Source records:
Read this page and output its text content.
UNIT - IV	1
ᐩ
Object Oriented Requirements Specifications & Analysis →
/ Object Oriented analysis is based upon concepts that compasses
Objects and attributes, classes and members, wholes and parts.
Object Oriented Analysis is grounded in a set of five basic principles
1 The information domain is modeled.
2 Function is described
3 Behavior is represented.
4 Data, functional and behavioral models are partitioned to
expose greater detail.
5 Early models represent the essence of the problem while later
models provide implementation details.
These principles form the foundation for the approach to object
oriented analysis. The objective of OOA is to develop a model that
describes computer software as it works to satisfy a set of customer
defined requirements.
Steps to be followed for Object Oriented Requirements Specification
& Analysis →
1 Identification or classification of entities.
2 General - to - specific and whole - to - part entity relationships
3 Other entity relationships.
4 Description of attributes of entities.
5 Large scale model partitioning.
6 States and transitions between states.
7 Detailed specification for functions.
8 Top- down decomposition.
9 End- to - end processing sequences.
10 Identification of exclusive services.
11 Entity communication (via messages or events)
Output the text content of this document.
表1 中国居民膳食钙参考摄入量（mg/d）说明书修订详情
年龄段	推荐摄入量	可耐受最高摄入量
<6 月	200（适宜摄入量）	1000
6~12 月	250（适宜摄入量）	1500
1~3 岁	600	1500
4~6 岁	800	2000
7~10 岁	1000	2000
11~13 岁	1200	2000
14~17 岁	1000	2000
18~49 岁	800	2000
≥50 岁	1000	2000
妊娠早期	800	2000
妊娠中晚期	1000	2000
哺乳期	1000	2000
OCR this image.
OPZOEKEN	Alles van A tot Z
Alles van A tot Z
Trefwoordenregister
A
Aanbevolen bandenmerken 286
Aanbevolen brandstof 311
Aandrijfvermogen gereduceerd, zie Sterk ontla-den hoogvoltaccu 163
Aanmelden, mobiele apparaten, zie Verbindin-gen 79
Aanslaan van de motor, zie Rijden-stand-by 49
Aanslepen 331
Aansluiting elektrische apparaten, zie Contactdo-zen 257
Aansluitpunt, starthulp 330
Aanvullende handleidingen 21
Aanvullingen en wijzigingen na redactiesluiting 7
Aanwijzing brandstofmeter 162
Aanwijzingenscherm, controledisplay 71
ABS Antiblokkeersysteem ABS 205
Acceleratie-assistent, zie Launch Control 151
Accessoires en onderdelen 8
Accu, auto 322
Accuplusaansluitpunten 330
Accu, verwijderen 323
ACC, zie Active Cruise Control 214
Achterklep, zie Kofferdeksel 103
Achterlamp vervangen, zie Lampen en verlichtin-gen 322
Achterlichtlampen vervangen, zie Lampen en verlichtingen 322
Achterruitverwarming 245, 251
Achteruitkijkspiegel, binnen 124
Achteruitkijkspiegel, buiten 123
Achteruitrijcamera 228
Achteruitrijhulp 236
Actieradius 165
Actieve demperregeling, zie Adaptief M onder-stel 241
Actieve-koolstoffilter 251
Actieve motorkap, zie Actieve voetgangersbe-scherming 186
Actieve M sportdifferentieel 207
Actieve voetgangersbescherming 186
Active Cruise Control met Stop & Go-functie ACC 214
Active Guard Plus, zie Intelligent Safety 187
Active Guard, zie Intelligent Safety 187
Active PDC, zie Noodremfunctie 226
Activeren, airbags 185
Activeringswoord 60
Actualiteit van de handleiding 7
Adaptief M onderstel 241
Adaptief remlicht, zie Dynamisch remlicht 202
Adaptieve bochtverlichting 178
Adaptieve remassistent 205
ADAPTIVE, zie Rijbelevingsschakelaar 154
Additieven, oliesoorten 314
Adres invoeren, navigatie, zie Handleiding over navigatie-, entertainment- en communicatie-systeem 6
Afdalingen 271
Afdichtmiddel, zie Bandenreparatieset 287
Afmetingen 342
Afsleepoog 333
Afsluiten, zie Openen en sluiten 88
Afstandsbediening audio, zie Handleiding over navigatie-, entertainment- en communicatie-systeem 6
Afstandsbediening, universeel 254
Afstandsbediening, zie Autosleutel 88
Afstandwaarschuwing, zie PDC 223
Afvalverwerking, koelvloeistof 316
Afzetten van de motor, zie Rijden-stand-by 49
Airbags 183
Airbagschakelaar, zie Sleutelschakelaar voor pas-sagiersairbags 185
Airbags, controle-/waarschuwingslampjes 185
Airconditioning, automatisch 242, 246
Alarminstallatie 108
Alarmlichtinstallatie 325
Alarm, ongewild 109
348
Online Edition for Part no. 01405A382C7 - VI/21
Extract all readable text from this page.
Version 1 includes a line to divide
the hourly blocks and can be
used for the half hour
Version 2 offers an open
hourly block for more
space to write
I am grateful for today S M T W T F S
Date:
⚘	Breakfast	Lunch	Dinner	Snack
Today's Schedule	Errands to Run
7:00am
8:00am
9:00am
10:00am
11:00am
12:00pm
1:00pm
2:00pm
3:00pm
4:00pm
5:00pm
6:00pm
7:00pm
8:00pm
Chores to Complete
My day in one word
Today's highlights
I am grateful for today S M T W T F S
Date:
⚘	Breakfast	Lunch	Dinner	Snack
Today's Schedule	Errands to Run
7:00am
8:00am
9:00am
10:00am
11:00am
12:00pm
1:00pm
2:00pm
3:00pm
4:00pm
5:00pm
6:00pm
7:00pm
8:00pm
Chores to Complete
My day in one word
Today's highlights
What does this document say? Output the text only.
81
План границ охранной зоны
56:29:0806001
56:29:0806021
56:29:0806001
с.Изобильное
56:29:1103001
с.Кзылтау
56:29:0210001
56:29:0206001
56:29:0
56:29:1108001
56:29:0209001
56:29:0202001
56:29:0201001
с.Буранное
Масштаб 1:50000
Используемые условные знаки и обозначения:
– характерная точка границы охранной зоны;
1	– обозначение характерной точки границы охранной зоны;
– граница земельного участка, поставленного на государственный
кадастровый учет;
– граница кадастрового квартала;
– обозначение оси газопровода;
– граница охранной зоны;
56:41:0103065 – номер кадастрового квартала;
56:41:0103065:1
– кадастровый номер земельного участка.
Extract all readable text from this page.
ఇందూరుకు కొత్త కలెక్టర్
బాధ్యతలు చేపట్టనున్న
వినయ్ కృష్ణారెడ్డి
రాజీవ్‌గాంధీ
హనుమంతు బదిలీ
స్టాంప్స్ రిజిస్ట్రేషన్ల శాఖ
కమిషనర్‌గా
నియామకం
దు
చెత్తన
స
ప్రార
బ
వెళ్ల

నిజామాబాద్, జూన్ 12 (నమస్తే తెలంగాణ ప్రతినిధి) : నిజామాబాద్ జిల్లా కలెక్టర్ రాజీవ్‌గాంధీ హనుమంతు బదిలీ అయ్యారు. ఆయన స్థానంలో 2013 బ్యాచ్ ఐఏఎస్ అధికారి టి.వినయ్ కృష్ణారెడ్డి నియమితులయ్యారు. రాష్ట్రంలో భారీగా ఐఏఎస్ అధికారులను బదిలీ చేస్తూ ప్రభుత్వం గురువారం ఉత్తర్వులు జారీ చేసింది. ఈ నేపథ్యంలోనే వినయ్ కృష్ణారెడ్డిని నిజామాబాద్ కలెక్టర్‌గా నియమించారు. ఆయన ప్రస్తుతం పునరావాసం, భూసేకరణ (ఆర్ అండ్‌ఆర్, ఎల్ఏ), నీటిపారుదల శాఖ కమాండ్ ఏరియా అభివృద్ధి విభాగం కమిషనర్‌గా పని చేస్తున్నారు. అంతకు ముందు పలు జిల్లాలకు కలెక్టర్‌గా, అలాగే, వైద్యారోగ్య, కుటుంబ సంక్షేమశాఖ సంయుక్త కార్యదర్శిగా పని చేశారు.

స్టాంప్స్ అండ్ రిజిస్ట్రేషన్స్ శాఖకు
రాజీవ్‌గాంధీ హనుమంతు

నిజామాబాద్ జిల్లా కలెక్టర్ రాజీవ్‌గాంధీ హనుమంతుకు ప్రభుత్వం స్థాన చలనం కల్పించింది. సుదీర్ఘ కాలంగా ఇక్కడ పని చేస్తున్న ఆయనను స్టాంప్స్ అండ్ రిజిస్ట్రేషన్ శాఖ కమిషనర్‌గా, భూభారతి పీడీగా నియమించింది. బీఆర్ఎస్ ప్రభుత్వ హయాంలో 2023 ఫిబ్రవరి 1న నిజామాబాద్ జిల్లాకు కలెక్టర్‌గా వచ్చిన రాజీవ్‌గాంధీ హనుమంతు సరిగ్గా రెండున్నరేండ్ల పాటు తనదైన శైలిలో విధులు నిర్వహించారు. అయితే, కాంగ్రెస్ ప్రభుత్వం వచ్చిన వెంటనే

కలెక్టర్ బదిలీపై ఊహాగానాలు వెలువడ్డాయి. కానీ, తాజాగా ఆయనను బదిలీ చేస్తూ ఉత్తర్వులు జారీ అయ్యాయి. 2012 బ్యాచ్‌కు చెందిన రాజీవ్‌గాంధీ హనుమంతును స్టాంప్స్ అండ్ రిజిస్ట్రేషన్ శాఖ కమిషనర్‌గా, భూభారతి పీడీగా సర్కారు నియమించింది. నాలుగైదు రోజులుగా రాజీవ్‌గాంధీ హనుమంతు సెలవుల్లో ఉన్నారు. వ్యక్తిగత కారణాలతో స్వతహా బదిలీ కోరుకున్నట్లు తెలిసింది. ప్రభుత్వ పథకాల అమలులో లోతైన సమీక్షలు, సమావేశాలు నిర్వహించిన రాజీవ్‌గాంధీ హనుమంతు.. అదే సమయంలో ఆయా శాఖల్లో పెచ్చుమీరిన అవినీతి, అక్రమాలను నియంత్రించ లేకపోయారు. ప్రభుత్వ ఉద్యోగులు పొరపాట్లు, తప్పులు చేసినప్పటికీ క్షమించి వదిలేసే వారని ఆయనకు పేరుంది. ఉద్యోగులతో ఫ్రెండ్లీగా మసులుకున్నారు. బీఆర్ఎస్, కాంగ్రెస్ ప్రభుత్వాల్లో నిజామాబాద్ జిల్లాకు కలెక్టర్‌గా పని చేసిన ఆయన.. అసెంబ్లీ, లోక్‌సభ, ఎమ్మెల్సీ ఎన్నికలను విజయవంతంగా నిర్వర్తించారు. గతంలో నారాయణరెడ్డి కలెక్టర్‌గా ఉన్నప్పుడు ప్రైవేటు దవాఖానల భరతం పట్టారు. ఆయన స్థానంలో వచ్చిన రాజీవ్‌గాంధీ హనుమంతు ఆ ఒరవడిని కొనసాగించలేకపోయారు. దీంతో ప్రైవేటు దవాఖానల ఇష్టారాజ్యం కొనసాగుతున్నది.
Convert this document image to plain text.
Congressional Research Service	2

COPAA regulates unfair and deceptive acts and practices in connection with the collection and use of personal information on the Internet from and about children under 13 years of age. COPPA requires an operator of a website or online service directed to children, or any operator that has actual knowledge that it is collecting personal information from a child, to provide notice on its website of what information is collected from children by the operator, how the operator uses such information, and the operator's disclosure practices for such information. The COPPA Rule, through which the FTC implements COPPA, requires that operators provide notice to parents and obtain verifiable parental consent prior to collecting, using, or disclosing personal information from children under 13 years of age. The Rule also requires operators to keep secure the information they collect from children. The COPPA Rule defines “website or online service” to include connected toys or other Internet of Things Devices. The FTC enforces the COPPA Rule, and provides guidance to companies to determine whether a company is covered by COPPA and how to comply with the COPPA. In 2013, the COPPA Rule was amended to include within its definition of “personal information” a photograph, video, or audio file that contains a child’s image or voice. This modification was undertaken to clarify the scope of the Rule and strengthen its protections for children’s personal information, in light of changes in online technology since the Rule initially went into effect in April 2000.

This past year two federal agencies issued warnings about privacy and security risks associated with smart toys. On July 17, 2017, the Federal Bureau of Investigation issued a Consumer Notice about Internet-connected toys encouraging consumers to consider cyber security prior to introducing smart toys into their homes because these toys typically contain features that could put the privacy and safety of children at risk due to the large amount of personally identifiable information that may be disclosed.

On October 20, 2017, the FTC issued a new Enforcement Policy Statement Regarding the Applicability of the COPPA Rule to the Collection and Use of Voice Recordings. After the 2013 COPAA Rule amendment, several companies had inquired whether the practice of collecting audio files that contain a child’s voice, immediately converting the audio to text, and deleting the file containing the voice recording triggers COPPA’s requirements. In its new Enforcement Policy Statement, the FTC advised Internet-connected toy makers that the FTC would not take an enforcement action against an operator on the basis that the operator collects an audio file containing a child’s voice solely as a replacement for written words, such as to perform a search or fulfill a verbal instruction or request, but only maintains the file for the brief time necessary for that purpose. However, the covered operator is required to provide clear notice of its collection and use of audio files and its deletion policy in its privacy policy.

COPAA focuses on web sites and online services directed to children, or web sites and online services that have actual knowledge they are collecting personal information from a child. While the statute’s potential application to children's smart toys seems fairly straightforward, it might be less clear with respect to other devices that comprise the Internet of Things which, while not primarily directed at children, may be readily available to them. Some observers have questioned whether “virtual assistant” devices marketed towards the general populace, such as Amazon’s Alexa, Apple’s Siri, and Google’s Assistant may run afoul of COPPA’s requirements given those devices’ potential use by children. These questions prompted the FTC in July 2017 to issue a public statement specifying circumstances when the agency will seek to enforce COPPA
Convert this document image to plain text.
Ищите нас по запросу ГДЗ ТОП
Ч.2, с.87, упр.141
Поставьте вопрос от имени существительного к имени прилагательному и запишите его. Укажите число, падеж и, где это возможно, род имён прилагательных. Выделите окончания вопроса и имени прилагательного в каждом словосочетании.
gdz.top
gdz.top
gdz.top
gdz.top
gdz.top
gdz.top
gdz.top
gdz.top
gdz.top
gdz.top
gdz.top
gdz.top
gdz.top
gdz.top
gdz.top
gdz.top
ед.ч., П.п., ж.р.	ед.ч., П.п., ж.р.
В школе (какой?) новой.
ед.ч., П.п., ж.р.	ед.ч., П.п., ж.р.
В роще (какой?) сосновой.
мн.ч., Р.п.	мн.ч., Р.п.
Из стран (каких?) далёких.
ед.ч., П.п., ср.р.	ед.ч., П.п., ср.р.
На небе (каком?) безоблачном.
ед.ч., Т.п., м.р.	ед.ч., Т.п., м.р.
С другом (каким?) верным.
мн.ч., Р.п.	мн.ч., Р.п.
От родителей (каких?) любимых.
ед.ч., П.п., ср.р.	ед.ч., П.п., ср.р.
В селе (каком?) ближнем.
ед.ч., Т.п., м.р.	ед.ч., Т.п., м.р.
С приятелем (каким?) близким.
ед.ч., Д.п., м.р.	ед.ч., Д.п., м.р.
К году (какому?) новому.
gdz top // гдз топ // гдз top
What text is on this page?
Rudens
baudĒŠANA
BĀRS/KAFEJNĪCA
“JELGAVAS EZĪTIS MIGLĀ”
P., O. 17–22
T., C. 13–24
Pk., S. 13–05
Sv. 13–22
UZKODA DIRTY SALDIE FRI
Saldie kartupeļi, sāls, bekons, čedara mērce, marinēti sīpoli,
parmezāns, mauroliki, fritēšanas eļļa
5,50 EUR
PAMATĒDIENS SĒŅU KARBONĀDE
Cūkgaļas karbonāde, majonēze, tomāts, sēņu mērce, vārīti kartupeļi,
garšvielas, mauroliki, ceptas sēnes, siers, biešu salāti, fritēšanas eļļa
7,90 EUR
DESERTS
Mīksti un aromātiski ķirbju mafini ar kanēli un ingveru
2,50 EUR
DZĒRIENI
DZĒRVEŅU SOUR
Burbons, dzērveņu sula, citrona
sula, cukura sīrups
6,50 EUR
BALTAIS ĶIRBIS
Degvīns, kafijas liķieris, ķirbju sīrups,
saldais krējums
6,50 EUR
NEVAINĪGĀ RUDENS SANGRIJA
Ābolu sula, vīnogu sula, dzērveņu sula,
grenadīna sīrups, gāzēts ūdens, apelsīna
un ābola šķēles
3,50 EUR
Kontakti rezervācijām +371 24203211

#### What needs to be done
Take the line that contains "What text is on this page?" and each line after it down to the last of the records, and retype them exactly; add nothing else.

#### Full output
What text is on this page?
Rudens
baudĒŠANA
BĀRS/KAFEJNĪCA
“JELGAVAS EZĪTIS MIGLĀ”
P., O. 17–22
T., C. 13–24
Pk., S. 13–05
Sv. 13–22
UZKODA DIRTY SALDIE FRI
Saldie kartupeļi, sāls, bekons, čedara mērce, marinēti sīpoli,
parmezāns, mauroliki, fritēšanas eļļa
5,50 EUR
PAMATĒDIENS SĒŅU KARBONĀDE
Cūkgaļas karbonāde, majonēze, tomāts, sēņu mērce, vārīti kartupeļi,
garšvielas, mauroliki, ceptas sēnes, siers, biešu salāti, fritēšanas eļļa
7,90 EUR
DESERTS
Mīksti un aromātiski ķirbju mafini ar kanēli un ingveru
2,50 EUR
DZĒRIENI
DZĒRVEŅU SOUR
Burbons, dzērveņu sula, citrona
sula, cukura sīrups
6,50 EUR
BALTAIS ĶIRBIS
Degvīns, kafijas liķieris, ķirbju sīrups,
saldais krējums
6,50 EUR
NEVAINĪGĀ RUDENS SANGRIJA
Ābolu sula, vīnogu sula, dzērveņu sula,
grenadīna sīrups, gāzēts ūdens, apelsīna
un ābola šķēles
3,50 EUR
Kontakti rezervācijām +371 24203211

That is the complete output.